[BEGIN RECORDS FOR PROCESSING]
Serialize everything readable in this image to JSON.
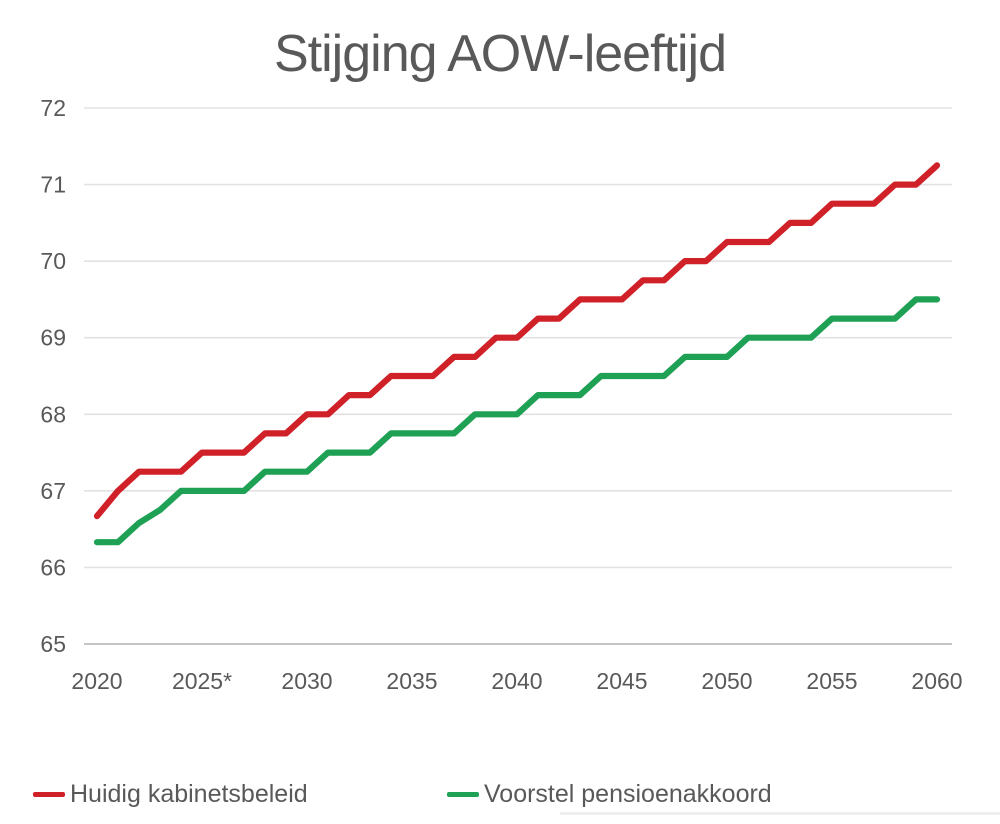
{
  "chart_data": {
    "type": "line",
    "title": "Stijging AOW-leeftijd",
    "x": [
      2020,
      2021,
      2022,
      2023,
      2024,
      2025,
      2026,
      2027,
      2028,
      2029,
      2030,
      2031,
      2032,
      2033,
      2034,
      2035,
      2036,
      2037,
      2038,
      2039,
      2040,
      2041,
      2042,
      2043,
      2044,
      2045,
      2046,
      2047,
      2048,
      2049,
      2050,
      2051,
      2052,
      2053,
      2054,
      2055,
      2056,
      2057,
      2058,
      2059,
      2060
    ],
    "series": [
      {
        "name": "Huidig kabinetsbeleid",
        "color": "#d02028",
        "values": [
          66.67,
          67,
          67.25,
          67.25,
          67.25,
          67.5,
          67.5,
          67.5,
          67.75,
          67.75,
          68,
          68,
          68.25,
          68.25,
          68.5,
          68.5,
          68.5,
          68.75,
          68.75,
          69,
          69,
          69.25,
          69.25,
          69.5,
          69.5,
          69.5,
          69.75,
          69.75,
          70,
          70,
          70.25,
          70.25,
          70.25,
          70.5,
          70.5,
          70.75,
          70.75,
          70.75,
          71,
          71,
          71.25
        ]
      },
      {
        "name": "Voorstel pensioenakkoord",
        "color": "#1ea055",
        "values": [
          66.33,
          66.33,
          66.58,
          66.75,
          67,
          67,
          67,
          67,
          67.25,
          67.25,
          67.25,
          67.5,
          67.5,
          67.5,
          67.75,
          67.75,
          67.75,
          67.75,
          68,
          68,
          68,
          68.25,
          68.25,
          68.25,
          68.5,
          68.5,
          68.5,
          68.5,
          68.75,
          68.75,
          68.75,
          69,
          69,
          69,
          69,
          69.25,
          69.25,
          69.25,
          69.25,
          69.5,
          69.5
        ]
      }
    ],
    "xticks": [
      "2020",
      "2025*",
      "2030",
      "2035",
      "2040",
      "2045",
      "2050",
      "2055",
      "2060"
    ],
    "yticks": [
      "65",
      "66",
      "67",
      "68",
      "69",
      "70",
      "71",
      "72"
    ],
    "xlim": [
      2020,
      2060
    ],
    "ylim": [
      65,
      72
    ],
    "xlabel": "",
    "ylabel": "",
    "grid": "horizontal",
    "legend_position": "bottom"
  },
  "style": {
    "text_color": "#595959",
    "grid_color": "#e2e2e2",
    "axis_line_color": "#bdbdbd",
    "background": "#ffffff"
  }
}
[END RECORDS FOR PROCESSING]
**OBJECTIVE:** All the records need to be repeated exactly, with the images dropped.

**TASK SOLUTION:**
Serialize everything readable in this image to JSON.
{
  "chart_data": {
    "type": "line",
    "title": "Stijging AOW-leeftijd",
    "x": [
      2020,
      2021,
      2022,
      2023,
      2024,
      2025,
      2026,
      2027,
      2028,
      2029,
      2030,
      2031,
      2032,
      2033,
      2034,
      2035,
      2036,
      2037,
      2038,
      2039,
      2040,
      2041,
      2042,
      2043,
      2044,
      2045,
      2046,
      2047,
      2048,
      2049,
      2050,
      2051,
      2052,
      2053,
      2054,
      2055,
      2056,
      2057,
      2058,
      2059,
      2060
    ],
    "series": [
      {
        "name": "Huidig kabinetsbeleid",
        "color": "#d02028",
        "values": [
          66.67,
          67,
          67.25,
          67.25,
          67.25,
          67.5,
          67.5,
          67.5,
          67.75,
          67.75,
          68,
          68,
          68.25,
          68.25,
          68.5,
          68.5,
          68.5,
          68.75,
          68.75,
          69,
          69,
          69.25,
          69.25,
          69.5,
          69.5,
          69.5,
          69.75,
          69.75,
          70,
          70,
          70.25,
          70.25,
          70.25,
          70.5,
          70.5,
          70.75,
          70.75,
          70.75,
          71,
          71,
          71.25
        ]
      },
      {
        "name": "Voorstel pensioenakkoord",
        "color": "#1ea055",
        "values": [
          66.33,
          66.33,
          66.58,
          66.75,
          67,
          67,
          67,
          67,
          67.25,
          67.25,
          67.25,
          67.5,
          67.5,
          67.5,
          67.75,
          67.75,
          67.75,
          67.75,
          68,
          68,
          68,
          68.25,
          68.25,
          68.25,
          68.5,
          68.5,
          68.5,
          68.5,
          68.75,
          68.75,
          68.75,
          69,
          69,
          69,
          69,
          69.25,
          69.25,
          69.25,
          69.25,
          69.5,
          69.5
        ]
      }
    ],
    "xticks": [
      "2020",
      "2025*",
      "2030",
      "2035",
      "2040",
      "2045",
      "2050",
      "2055",
      "2060"
    ],
    "yticks": [
      "65",
      "66",
      "67",
      "68",
      "69",
      "70",
      "71",
      "72"
    ],
    "xlim": [
      2020,
      2060
    ],
    "ylim": [
      65,
      72
    ],
    "xlabel": "",
    "ylabel": "",
    "grid": "horizontal",
    "legend_position": "bottom"
  },
  "style": {
    "text_color": "#595959",
    "grid_color": "#e2e2e2",
    "axis_line_color": "#bdbdbd",
    "background": "#ffffff"
  }
}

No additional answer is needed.